**EXERCISE:** Write out, precisely and in full, each line of the material.

Excerpt from a dataset:
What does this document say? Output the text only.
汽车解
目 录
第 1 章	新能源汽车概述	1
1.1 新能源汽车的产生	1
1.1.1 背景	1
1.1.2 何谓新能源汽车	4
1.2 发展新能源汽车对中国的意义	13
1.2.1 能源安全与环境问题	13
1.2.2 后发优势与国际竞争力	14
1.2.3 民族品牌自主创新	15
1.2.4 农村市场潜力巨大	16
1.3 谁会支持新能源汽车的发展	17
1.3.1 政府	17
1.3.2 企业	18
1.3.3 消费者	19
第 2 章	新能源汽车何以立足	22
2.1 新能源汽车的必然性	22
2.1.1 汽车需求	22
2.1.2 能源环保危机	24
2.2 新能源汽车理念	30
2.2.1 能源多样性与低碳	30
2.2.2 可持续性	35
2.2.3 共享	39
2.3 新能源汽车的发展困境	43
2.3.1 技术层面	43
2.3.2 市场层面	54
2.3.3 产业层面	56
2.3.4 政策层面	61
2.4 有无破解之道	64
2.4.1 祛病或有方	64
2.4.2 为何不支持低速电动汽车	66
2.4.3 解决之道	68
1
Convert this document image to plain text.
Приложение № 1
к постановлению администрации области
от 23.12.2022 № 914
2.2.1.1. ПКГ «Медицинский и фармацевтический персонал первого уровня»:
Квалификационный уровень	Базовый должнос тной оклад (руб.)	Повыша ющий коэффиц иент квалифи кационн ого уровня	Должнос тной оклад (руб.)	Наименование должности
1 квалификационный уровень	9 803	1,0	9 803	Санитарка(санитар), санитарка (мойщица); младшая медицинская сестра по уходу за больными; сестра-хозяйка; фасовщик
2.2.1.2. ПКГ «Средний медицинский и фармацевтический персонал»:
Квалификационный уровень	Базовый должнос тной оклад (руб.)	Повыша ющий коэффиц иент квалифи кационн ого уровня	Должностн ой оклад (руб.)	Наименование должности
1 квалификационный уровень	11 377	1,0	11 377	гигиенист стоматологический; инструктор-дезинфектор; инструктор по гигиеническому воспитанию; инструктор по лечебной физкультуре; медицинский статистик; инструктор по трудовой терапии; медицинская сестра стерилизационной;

**RESPONSE TO THIS EXERCISE:**
What does this document say? Output the text only.
汽车解
目 录
第 1 章	新能源汽车概述	1
1.1 新能源汽车的产生	1
1.1.1 背景	1
1.1.2 何谓新能源汽车	4
1.2 发展新能源汽车对中国的意义	13
1.2.1 能源安全与环境问题	13
1.2.2 后发优势与国际竞争力	14
1.2.3 民族品牌自主创新	15
1.2.4 农村市场潜力巨大	16
1.3 谁会支持新能源汽车的发展	17
1.3.1 政府	17
1.3.2 企业	18
1.3.3 消费者	19
第 2 章	新能源汽车何以立足	22
2.1 新能源汽车的必然性	22
2.1.1 汽车需求	22
2.1.2 能源环保危机	24
2.2 新能源汽车理念	30
2.2.1 能源多样性与低碳	30
2.2.2 可持续性	35
2.2.3 共享	39
2.3 新能源汽车的发展困境	43
2.3.1 技术层面	43
2.3.2 市场层面	54
2.3.3 产业层面	56
2.3.4 政策层面	61
2.4 有无破解之道	64
2.4.1 祛病或有方	64
2.4.2 为何不支持低速电动汽车	66
2.4.3 解决之道	68
1
Convert this document image to plain text.
Приложение № 1
к постановлению администрации области
от 23.12.2022 № 914
2.2.1.1. ПКГ «Медицинский и фармацевтический персонал первого уровня»:
Квалификационный уровень	Базовый должнос тной оклад (руб.)	Повыша ющий коэффиц иент квалифи кационн ого уровня	Должнос тной оклад (руб.)	Наименование должности
1 квалификационный уровень	9 803	1,0	9 803	Санитарка(санитар), санитарка (мойщица); младшая медицинская сестра по уходу за больными; сестра-хозяйка; фасовщик
2.2.1.2. ПКГ «Средний медицинский и фармацевтический персонал»:
Квалификационный уровень	Базовый должнос тной оклад (руб.)	Повыша ющий коэффиц иент квалифи кационн ого уровня	Должностн ой оклад (руб.)	Наименование должности
1 квалификационный уровень	11 377	1,0	11 377	гигиенист стоматологический; инструктор-дезинфектор; инструктор по гигиеническому воспитанию; инструктор по лечебной физкультуре; медицинский статистик; инструктор по трудовой терапии; медицинская сестра стерилизационной;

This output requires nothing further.